## TASK DIRECTIONS:
Every entry that follows should be reproduced exactly.

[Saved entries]
--- begin ---
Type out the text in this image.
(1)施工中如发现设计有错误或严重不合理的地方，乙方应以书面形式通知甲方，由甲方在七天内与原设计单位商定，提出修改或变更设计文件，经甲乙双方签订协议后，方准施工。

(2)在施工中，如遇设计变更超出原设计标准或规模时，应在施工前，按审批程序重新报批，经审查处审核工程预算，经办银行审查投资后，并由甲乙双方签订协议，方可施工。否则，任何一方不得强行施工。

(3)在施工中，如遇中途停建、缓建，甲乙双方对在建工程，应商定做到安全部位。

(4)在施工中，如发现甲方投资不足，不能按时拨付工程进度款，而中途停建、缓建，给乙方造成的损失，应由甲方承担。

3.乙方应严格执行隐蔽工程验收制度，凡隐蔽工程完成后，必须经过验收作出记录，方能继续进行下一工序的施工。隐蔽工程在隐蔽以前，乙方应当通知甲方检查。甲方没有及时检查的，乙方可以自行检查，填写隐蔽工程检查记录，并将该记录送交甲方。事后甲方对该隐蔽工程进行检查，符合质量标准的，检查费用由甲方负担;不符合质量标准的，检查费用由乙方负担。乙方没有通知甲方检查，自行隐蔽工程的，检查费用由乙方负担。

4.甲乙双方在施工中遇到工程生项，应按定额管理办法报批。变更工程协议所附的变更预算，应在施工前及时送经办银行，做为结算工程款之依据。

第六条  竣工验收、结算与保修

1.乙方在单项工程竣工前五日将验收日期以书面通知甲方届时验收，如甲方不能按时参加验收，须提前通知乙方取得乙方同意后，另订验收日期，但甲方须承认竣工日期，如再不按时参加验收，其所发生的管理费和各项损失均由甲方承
--- end ---
## EXERCISE OUTPUT:
Type out the text in this image.
(1)施工中如发现设计有错误或严重不合理的地方，乙方应以书面形式通知甲方，由甲方在七天内与原设计单位商定，提出修改或变更设计文件，经甲乙双方签订协议后，方准施工。

(2)在施工中，如遇设计变更超出原设计标准或规模时，应在施工前，按审批程序重新报批，经审查处审核工程预算，经办银行审查投资后，并由甲乙双方签订协议，方可施工。否则，任何一方不得强行施工。

(3)在施工中，如遇中途停建、缓建，甲乙双方对在建工程，应商定做到安全部位。

(4)在施工中，如发现甲方投资不足，不能按时拨付工程进度款，而中途停建、缓建，给乙方造成的损失，应由甲方承担。

3.乙方应严格执行隐蔽工程验收制度，凡隐蔽工程完成后，必须经过验收作出记录，方能继续进行下一工序的施工。隐蔽工程在隐蔽以前，乙方应当通知甲方检查。甲方没有及时检查的，乙方可以自行检查，填写隐蔽工程检查记录，并将该记录送交甲方。事后甲方对该隐蔽工程进行检查，符合质量标准的，检查费用由甲方负担;不符合质量标准的，检查费用由乙方负担。乙方没有通知甲方检查，自行隐蔽工程的，检查费用由乙方负担。

4.甲乙双方在施工中遇到工程生项，应按定额管理办法报批。变更工程协议所附的变更预算，应在施工前及时送经办银行，做为结算工程款之依据。

第六条  竣工验收、结算与保修

1.乙方在单项工程竣工前五日将验收日期以书面通知甲方届时验收，如甲方不能按时参加验收，须提前通知乙方取得乙方同意后，另订验收日期，但甲方须承认竣工日期，如再不按时参加验收，其所发生的管理费和各项损失均由甲方承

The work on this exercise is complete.